Problem statement: Produce the listing below again, exactly as shown.

═════ Excerpted data

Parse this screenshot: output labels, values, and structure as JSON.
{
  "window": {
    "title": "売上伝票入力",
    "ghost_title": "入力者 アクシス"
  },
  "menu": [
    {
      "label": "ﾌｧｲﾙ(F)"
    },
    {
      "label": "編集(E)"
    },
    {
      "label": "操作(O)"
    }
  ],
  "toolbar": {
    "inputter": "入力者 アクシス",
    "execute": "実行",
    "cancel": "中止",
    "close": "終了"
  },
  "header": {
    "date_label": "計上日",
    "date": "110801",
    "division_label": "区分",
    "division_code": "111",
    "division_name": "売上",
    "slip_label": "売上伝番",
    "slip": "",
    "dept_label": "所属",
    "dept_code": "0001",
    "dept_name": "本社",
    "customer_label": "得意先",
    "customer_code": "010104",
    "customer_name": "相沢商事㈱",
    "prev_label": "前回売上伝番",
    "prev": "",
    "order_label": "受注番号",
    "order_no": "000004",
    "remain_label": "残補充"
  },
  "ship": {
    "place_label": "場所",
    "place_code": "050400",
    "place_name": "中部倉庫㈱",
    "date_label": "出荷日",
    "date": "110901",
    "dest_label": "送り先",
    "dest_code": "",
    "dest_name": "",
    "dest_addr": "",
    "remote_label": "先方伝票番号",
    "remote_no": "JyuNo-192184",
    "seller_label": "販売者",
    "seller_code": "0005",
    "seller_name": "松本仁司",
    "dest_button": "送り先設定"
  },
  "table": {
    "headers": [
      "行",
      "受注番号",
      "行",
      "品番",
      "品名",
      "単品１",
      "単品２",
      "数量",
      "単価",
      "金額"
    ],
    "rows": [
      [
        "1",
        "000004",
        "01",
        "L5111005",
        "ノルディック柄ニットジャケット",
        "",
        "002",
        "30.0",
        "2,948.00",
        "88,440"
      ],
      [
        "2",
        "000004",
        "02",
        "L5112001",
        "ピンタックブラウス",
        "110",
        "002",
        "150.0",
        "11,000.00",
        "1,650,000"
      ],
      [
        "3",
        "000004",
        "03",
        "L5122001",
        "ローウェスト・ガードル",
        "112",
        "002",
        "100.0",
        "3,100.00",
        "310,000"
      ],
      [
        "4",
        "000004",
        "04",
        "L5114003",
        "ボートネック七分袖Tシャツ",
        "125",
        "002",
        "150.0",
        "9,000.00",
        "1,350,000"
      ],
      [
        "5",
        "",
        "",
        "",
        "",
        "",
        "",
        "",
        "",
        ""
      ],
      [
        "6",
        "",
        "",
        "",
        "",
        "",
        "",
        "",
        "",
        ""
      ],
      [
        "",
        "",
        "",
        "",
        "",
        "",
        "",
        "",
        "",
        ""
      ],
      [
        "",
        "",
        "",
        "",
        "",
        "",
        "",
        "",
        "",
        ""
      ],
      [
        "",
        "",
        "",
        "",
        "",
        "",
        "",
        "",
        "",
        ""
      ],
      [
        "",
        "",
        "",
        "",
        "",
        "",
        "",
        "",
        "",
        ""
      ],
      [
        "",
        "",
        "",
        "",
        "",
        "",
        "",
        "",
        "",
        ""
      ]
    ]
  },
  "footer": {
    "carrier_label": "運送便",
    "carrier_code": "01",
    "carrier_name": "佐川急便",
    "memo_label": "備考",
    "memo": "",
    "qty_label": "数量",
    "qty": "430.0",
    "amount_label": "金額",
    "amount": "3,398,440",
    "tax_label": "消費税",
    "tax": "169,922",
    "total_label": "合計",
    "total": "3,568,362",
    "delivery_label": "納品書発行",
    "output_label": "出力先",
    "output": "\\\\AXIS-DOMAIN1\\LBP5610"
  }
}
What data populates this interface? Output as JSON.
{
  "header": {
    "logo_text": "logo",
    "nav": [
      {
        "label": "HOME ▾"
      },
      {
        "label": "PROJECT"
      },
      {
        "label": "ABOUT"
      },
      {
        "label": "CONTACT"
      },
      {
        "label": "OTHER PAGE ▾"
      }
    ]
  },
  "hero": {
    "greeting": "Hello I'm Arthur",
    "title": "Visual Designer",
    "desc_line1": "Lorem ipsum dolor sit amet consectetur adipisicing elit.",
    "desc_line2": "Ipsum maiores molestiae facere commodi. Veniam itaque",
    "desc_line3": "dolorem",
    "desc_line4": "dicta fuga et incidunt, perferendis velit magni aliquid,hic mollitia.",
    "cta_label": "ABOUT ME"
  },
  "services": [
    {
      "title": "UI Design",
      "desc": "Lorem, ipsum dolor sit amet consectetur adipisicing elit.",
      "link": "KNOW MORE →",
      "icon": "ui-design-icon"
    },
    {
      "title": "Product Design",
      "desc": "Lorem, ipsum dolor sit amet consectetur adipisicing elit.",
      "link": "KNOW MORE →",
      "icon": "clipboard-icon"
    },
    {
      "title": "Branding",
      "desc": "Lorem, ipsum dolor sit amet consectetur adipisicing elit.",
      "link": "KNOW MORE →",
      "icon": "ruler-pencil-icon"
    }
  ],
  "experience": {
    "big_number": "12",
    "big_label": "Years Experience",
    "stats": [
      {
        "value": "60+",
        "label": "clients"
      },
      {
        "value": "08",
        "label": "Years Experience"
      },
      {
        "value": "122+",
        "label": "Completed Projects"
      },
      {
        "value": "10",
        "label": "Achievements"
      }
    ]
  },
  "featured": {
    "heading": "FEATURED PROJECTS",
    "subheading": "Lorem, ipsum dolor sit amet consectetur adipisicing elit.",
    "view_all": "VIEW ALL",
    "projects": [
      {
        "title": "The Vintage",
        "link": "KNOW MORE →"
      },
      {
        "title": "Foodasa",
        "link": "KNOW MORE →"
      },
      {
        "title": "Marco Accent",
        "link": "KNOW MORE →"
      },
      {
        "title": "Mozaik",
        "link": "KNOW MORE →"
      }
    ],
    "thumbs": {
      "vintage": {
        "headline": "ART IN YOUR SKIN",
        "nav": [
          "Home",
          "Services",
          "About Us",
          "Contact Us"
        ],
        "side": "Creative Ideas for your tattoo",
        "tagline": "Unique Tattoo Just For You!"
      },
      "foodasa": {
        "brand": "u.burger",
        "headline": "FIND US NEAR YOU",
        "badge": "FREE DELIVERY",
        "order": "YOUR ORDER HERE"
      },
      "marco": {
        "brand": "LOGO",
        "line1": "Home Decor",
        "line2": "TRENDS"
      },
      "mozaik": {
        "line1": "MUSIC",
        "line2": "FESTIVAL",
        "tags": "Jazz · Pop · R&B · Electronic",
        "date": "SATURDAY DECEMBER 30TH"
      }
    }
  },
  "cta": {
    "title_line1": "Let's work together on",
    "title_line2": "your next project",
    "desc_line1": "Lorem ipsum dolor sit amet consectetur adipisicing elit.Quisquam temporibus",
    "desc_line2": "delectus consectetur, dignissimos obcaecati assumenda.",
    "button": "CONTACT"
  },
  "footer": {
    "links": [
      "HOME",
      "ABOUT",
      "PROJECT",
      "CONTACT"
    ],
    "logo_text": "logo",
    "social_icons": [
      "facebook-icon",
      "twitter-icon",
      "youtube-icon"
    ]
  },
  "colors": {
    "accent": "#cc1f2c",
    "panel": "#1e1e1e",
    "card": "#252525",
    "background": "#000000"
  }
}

══════════

Task response:
Parse this screenshot: output labels, values, and structure as JSON.
{
  "window": {
    "title": "売上伝票入力",
    "ghost_title": "入力者 アクシス"
  },
  "menu": [
    {
      "label": "ﾌｧｲﾙ(F)"
    },
    {
      "label": "編集(E)"
    },
    {
      "label": "操作(O)"
    }
  ],
  "toolbar": {
    "inputter": "入力者 アクシス",
    "execute": "実行",
    "cancel": "中止",
    "close": "終了"
  },
  "header": {
    "date_label": "計上日",
    "date": "110801",
    "division_label": "区分",
    "division_code": "111",
    "division_name": "売上",
    "slip_label": "売上伝番",
    "slip": "",
    "dept_label": "所属",
    "dept_code": "0001",
    "dept_name": "本社",
    "customer_label": "得意先",
    "customer_code": "010104",
    "customer_name": "相沢商事㈱",
    "prev_label": "前回売上伝番",
    "prev": "",
    "order_label": "受注番号",
    "order_no": "000004",
    "remain_label": "残補充"
  },
  "ship": {
    "place_label": "場所",
    "place_code": "050400",
    "place_name": "中部倉庫㈱",
    "date_label": "出荷日",
    "date": "110901",
    "dest_label": "送り先",
    "dest_code": "",
    "dest_name": "",
    "dest_addr": "",
    "remote_label": "先方伝票番号",
    "remote_no": "JyuNo-192184",
    "seller_label": "販売者",
    "seller_code": "0005",
    "seller_name": "松本仁司",
    "dest_button": "送り先設定"
  },
  "table": {
    "headers": [
      "行",
      "受注番号",
      "行",
      "品番",
      "品名",
      "単品１",
      "単品２",
      "数量",
      "単価",
      "金額"
    ],
    "rows": [
      [
        "1",
        "000004",
        "01",
        "L5111005",
        "ノルディック柄ニットジャケット",
        "",
        "002",
        "30.0",
        "2,948.00",
        "88,440"
      ],
      [
        "2",
        "000004",
        "02",
        "L5112001",
        "ピンタックブラウス",
        "110",
        "002",
        "150.0",
        "11,000.00",
        "1,650,000"
      ],
      [
        "3",
        "000004",
        "03",
        "L5122001",
        "ローウェスト・ガードル",
        "112",
        "002",
        "100.0",
        "3,100.00",
        "310,000"
      ],
      [
        "4",
        "000004",
        "04",
        "L5114003",
        "ボートネック七分袖Tシャツ",
        "125",
        "002",
        "150.0",
        "9,000.00",
        "1,350,000"
      ],
      [
        "5",
        "",
        "",
        "",
        "",
        "",
        "",
        "",
        "",
        ""
      ],
      [
        "6",
        "",
        "",
        "",
        "",
        "",
        "",
        "",
        "",
        ""
      ],
      [
        "",
        "",
        "",
        "",
        "",
        "",
        "",
        "",
        "",
        ""
      ],
      [
        "",
        "",
        "",
        "",
        "",
        "",
        "",
        "",
        "",
        ""
      ],
      [
        "",
        "",
        "",
        "",
        "",
        "",
        "",
        "",
        "",
        ""
      ],
      [
        "",
        "",
        "",
        "",
        "",
        "",
        "",
        "",
        "",
        ""
      ],
      [
        "",
        "",
        "",
        "",
        "",
        "",
        "",
        "",
        "",
        ""
      ]
    ]
  },
  "footer": {
    "carrier_label": "運送便",
    "carrier_code": "01",
    "carrier_name": "佐川急便",
    "memo_label": "備考",
    "memo": "",
    "qty_label": "数量",
    "qty": "430.0",
    "amount_label": "金額",
    "amount": "3,398,440",
    "tax_label": "消費税",
    "tax": "169,922",
    "total_label": "合計",
    "total": "3,568,362",
    "delivery_label": "納品書発行",
    "output_label": "出力先",
    "output": "\\\\AXIS-DOMAIN1\\LBP5610"
  }
}
What data populates this interface? Output as JSON.
{
  "header": {
    "logo_text": "logo",
    "nav": [
      {
        "label": "HOME ▾"
      },
      {
        "label": "PROJECT"
      },
      {
        "label": "ABOUT"
      },
      {
        "label": "CONTACT"
      },
      {
        "label": "OTHER PAGE ▾"
      }
    ]
  },
  "hero": {
    "greeting": "Hello I'm Arthur",
    "title": "Visual Designer",
    "desc_line1": "Lorem ipsum dolor sit amet consectetur adipisicing elit.",
    "desc_line2": "Ipsum maiores molestiae facere commodi. Veniam itaque",
    "desc_line3": "dolorem",
    "desc_line4": "dicta fuga et incidunt, perferendis velit magni aliquid,hic mollitia.",
    "cta_label": "ABOUT ME"
  },
  "services": [
    {
      "title": "UI Design",
      "desc": "Lorem, ipsum dolor sit amet consectetur adipisicing elit.",
      "link": "KNOW MORE →",
      "icon": "ui-design-icon"
    },
    {
      "title": "Product Design",
      "desc": "Lorem, ipsum dolor sit amet consectetur adipisicing elit.",
      "link": "KNOW MORE →",
      "icon": "clipboard-icon"
    },
    {
      "title": "Branding",
      "desc": "Lorem, ipsum dolor sit amet consectetur adipisicing elit.",
      "link": "KNOW MORE →",
      "icon": "ruler-pencil-icon"
    }
  ],
  "experience": {
    "big_number": "12",
    "big_label": "Years Experience",
    "stats": [
      {
        "value": "60+",
        "label": "clients"
      },
      {
        "value": "08",
        "label": "Years Experience"
      },
      {
        "value": "122+",
        "label": "Completed Projects"
      },
      {
        "value": "10",
        "label": "Achievements"
      }
    ]
  },
  "featured": {
    "heading": "FEATURED PROJECTS",
    "subheading": "Lorem, ipsum dolor sit amet consectetur adipisicing elit.",
    "view_all": "VIEW ALL",
    "projects": [
      {
        "title": "The Vintage",
        "link": "KNOW MORE →"
      },
      {
        "title": "Foodasa",
        "link": "KNOW MORE →"
      },
      {
        "title": "Marco Accent",
        "link": "KNOW MORE →"
      },
      {
        "title": "Mozaik",
        "link": "KNOW MORE →"
      }
    ],
    "thumbs": {
      "vintage": {
        "headline": "ART IN YOUR SKIN",
        "nav": [
          "Home",
          "Services",
          "About Us",
          "Contact Us"
        ],
        "side": "Creative Ideas for your tattoo",
        "tagline": "Unique Tattoo Just For You!"
      },
      "foodasa": {
        "brand": "u.burger",
        "headline": "FIND US NEAR YOU",
        "badge": "FREE DELIVERY",
        "order": "YOUR ORDER HERE"
      },
      "marco": {
        "brand": "LOGO",
        "line1": "Home Decor",
        "line2": "TRENDS"
      },
      "mozaik": {
        "line1": "MUSIC",
        "line2": "FESTIVAL",
        "tags": "Jazz · Pop · R&B · Electronic",
        "date": "SATURDAY DECEMBER 30TH"
      }
    }
  },
  "cta": {
    "title_line1": "Let's work together on",
    "title_line2": "your next project",
    "desc_line1": "Lorem ipsum dolor sit amet consectetur adipisicing elit.Quisquam temporibus",
    "desc_line2": "delectus consectetur, dignissimos obcaecati assumenda.",
    "button": "CONTACT"
  },
  "footer": {
    "links": [
      "HOME",
      "ABOUT",
      "PROJECT",
      "CONTACT"
    ],
    "logo_text": "logo",
    "social_icons": [
      "facebook-icon",
      "twitter-icon",
      "youtube-icon"
    ]
  },
  "colors": {
    "accent": "#cc1f2c",
    "panel": "#1e1e1e",
    "card": "#252525",
    "background": "#000000"
  }
}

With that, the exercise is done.